» WHAT YOU HAVE TO DO: Return the listing below exactly, with the pictures dropped.

» INPUT FOR THIS TASK:
··········

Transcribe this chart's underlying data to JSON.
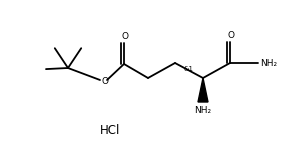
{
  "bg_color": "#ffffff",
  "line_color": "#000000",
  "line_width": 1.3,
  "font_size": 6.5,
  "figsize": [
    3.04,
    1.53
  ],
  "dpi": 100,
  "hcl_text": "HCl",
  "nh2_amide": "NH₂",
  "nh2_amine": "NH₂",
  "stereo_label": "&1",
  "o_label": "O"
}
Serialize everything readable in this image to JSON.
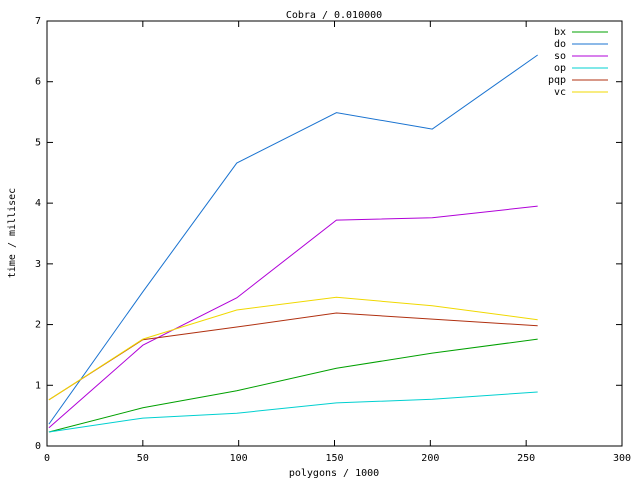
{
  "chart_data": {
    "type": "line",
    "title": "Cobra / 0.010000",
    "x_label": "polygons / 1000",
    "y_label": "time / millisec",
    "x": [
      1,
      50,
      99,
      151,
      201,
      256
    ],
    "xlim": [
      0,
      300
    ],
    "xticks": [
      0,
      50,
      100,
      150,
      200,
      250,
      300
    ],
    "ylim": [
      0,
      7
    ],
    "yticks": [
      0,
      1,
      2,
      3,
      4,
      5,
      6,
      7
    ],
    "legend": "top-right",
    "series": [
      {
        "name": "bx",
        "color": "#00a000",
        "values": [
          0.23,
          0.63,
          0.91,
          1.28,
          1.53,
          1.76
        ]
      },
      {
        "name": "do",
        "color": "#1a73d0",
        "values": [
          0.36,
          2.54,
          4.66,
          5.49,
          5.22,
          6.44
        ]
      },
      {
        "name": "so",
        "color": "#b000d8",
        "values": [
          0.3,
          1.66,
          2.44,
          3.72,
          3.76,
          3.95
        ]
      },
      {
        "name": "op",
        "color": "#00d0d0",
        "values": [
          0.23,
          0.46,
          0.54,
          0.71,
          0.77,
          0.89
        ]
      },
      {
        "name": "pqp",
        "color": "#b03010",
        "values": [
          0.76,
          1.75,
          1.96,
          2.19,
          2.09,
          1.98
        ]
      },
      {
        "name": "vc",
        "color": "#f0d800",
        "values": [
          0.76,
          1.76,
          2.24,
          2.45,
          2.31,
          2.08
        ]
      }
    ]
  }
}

··········

» SOLVED PROBLEM:
Transcribe this chart's underlying data to JSON.
{
  "bg_color": "#ffffff",
  "line_color": "#000000",
  "line_width": 1.3,
  "font_size": 6.5,
  "figsize": [
    3.04,
    1.53
  ],
  "dpi": 100,
  "hcl_text": "HCl",
  "nh2_amide": "NH₂",
  "nh2_amine": "NH₂",
  "stereo_label": "&1",
  "o_label": "O"
}
Serialize everything readable in this image to JSON.
{
  "chart_data": {
    "type": "line",
    "title": "Cobra / 0.010000",
    "x_label": "polygons / 1000",
    "y_label": "time / millisec",
    "x": [
      1,
      50,
      99,
      151,
      201,
      256
    ],
    "xlim": [
      0,
      300
    ],
    "xticks": [
      0,
      50,
      100,
      150,
      200,
      250,
      300
    ],
    "ylim": [
      0,
      7
    ],
    "yticks": [
      0,
      1,
      2,
      3,
      4,
      5,
      6,
      7
    ],
    "legend": "top-right",
    "series": [
      {
        "name": "bx",
        "color": "#00a000",
        "values": [
          0.23,
          0.63,
          0.91,
          1.28,
          1.53,
          1.76
        ]
      },
      {
        "name": "do",
        "color": "#1a73d0",
        "values": [
          0.36,
          2.54,
          4.66,
          5.49,
          5.22,
          6.44
        ]
      },
      {
        "name": "so",
        "color": "#b000d8",
        "values": [
          0.3,
          1.66,
          2.44,
          3.72,
          3.76,
          3.95
        ]
      },
      {
        "name": "op",
        "color": "#00d0d0",
        "values": [
          0.23,
          0.46,
          0.54,
          0.71,
          0.77,
          0.89
        ]
      },
      {
        "name": "pqp",
        "color": "#b03010",
        "values": [
          0.76,
          1.75,
          1.96,
          2.19,
          2.09,
          1.98
        ]
      },
      {
        "name": "vc",
        "color": "#f0d800",
        "values": [
          0.76,
          1.76,
          2.24,
          2.45,
          2.31,
          2.08
        ]
      }
    ]
  }
}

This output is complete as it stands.